→ **WHAT YOU WILL DO**:
Lay out the listing below as a Markdown table with the columns "Row" and "Line," beginning at the line that contains "- heatmap-cell: [123, 367, 131, 395]" and stopping after the line that contains "- heatmap-cell: [466, 393, 474, 421]". Omit any blank lines.

━━ DATASET EXTRACT ━━

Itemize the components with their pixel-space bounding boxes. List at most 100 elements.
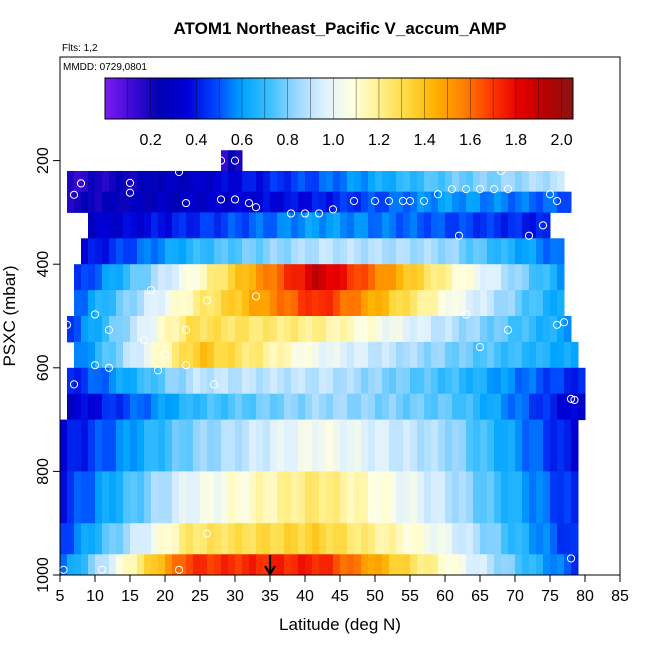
- heatmap-cell: [123, 367, 131, 395]
- observation-point: [202, 296, 212, 305]
- heatmap-cell: [319, 238, 327, 265]
- heatmap-cell: [424, 419, 432, 472]
- heatmap-cell: [130, 212, 138, 239]
- heatmap-cell: [67, 367, 75, 395]
- heatmap-cell: [417, 471, 425, 524]
- heatmap-cell: [466, 393, 474, 421]
- observation-point: [125, 188, 135, 197]
- heatmap-cell: [452, 316, 460, 343]
- heatmap-cell: [270, 367, 278, 395]
- heatmap-cell: [319, 471, 327, 524]
- heatmap-cell: [424, 367, 432, 395]
- heatmap-cell: [179, 419, 187, 472]
- heatmap-cell: [438, 393, 446, 421]
- heatmap-cell: [291, 290, 299, 317]
- heatmap-cell: [438, 212, 446, 239]
- heatmap-cell: [354, 212, 362, 239]
- heatmap-cell: [144, 523, 152, 555]
- heatmap-cell: [158, 191, 166, 213]
- heatmap-cell: [186, 419, 194, 472]
- heatmap-cell: [137, 264, 145, 291]
- heatmap-cell: [396, 212, 404, 239]
- heatmap-cell: [130, 191, 138, 213]
- heatmap-cell: [277, 212, 285, 239]
- heatmap-cell: [242, 212, 250, 239]
- observation-point: [384, 196, 394, 206]
- heatmap-cell: [193, 264, 201, 291]
- heatmap-cell: [102, 290, 110, 317]
- heatmap-cell: [522, 170, 530, 193]
- heatmap-cell: [263, 238, 271, 265]
- heatmap-cell: [151, 367, 159, 395]
- heatmap-cell: [277, 191, 285, 213]
- heatmap-cell: [123, 471, 131, 524]
- heatmap-cell: [487, 191, 495, 213]
- heatmap-cell: [284, 191, 292, 213]
- heatmap-cell: [165, 367, 173, 395]
- heatmap-cell: [200, 191, 208, 213]
- heatmap-cell: [424, 523, 432, 555]
- heatmap-cell: [256, 419, 264, 472]
- heatmap-cell: [354, 264, 362, 291]
- heatmap-cell: [382, 316, 390, 343]
- heatmap-cell: [137, 554, 145, 575]
- heatmap-cell: [214, 212, 222, 239]
- heatmap-cell: [333, 290, 341, 317]
- heatmap-cell: [207, 341, 215, 369]
- heatmap-cell: [445, 419, 453, 472]
- heatmap-cell: [144, 419, 152, 472]
- heatmap-cell: [67, 393, 75, 421]
- heatmap-cell: [284, 238, 292, 265]
- heatmap-cell: [242, 393, 250, 421]
- heatmap-cell: [263, 316, 271, 343]
- heatmap-cell: [354, 393, 362, 421]
- heatmap-cell: [375, 238, 383, 265]
- observation-points: [60, 156, 579, 574]
- heatmap-cell: [361, 212, 369, 239]
- heatmap-cell: [263, 170, 271, 193]
- observation-point: [566, 394, 576, 403]
- heatmap-cell: [361, 170, 369, 193]
- heatmap-cell: [95, 554, 103, 575]
- heatmap-cell: [494, 212, 502, 239]
- x-tick-label: 25: [191, 588, 209, 605]
- heatmap-cell: [130, 238, 138, 265]
- y-tick-label: 600: [35, 354, 52, 381]
- heatmap-cell: [144, 170, 152, 193]
- heatmap-cell: [354, 170, 362, 193]
- heatmap-cell: [375, 341, 383, 369]
- heatmap-cell: [347, 170, 355, 193]
- heatmap-cell: [529, 367, 537, 395]
- observation-point: [475, 342, 485, 352]
- heatmap-cell: [172, 238, 180, 265]
- heatmap-cell: [242, 238, 250, 265]
- heatmap-cell: [235, 393, 243, 421]
- heatmap-cell: [81, 367, 89, 395]
- heatmap-cell: [452, 393, 460, 421]
- heatmap-cell: [515, 238, 523, 265]
- heatmap-cell: [431, 523, 439, 555]
- observation-point: [174, 167, 184, 177]
- heatmap-cell: [256, 367, 264, 395]
- heatmap-cell: [200, 393, 208, 421]
- heatmap-cell: [60, 554, 68, 575]
- heatmap-cell: [291, 316, 299, 343]
- heatmap-cell: [466, 316, 474, 343]
- heatmap-cell: [137, 212, 145, 239]
- x-tick-label: 80: [576, 588, 594, 605]
- heatmap-cell: [74, 471, 82, 524]
- heatmap-cell: [249, 316, 257, 343]
- heatmap-cell: [494, 170, 502, 193]
- heatmap-cell: [543, 367, 551, 395]
- heatmap-cell: [480, 419, 488, 472]
- date-note: MMDD: 0729,0801: [63, 62, 147, 73]
- heatmap-cell: [557, 316, 565, 343]
- heatmap-cell: [249, 238, 257, 265]
- heatmap-cell: [466, 341, 474, 369]
- heatmap-cell: [424, 316, 432, 343]
- heatmap-cell: [270, 238, 278, 265]
- heatmap-cell: [186, 341, 194, 369]
- heatmap-cell: [375, 471, 383, 524]
- heatmap-cell: [249, 367, 257, 395]
- heatmap-cell: [431, 290, 439, 317]
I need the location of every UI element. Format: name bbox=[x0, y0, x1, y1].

━━━

→ **RESPONSE BELOW**:
| Row | Line |
|---|---|
| 1 | - heatmap-cell: [123, 367, 131, 395] |
| 2 | - observation-point: [202, 296, 212, 305] |
| 3 | - heatmap-cell: [319, 238, 327, 265] |
| 4 | - heatmap-cell: [424, 419, 432, 472] |
| 5 | - heatmap-cell: [130, 212, 138, 239] |
| 6 | - heatmap-cell: [67, 367, 75, 395] |
| 7 | - heatmap-cell: [417, 471, 425, 524] |
| 8 | - heatmap-cell: [466, 393, 474, 421] |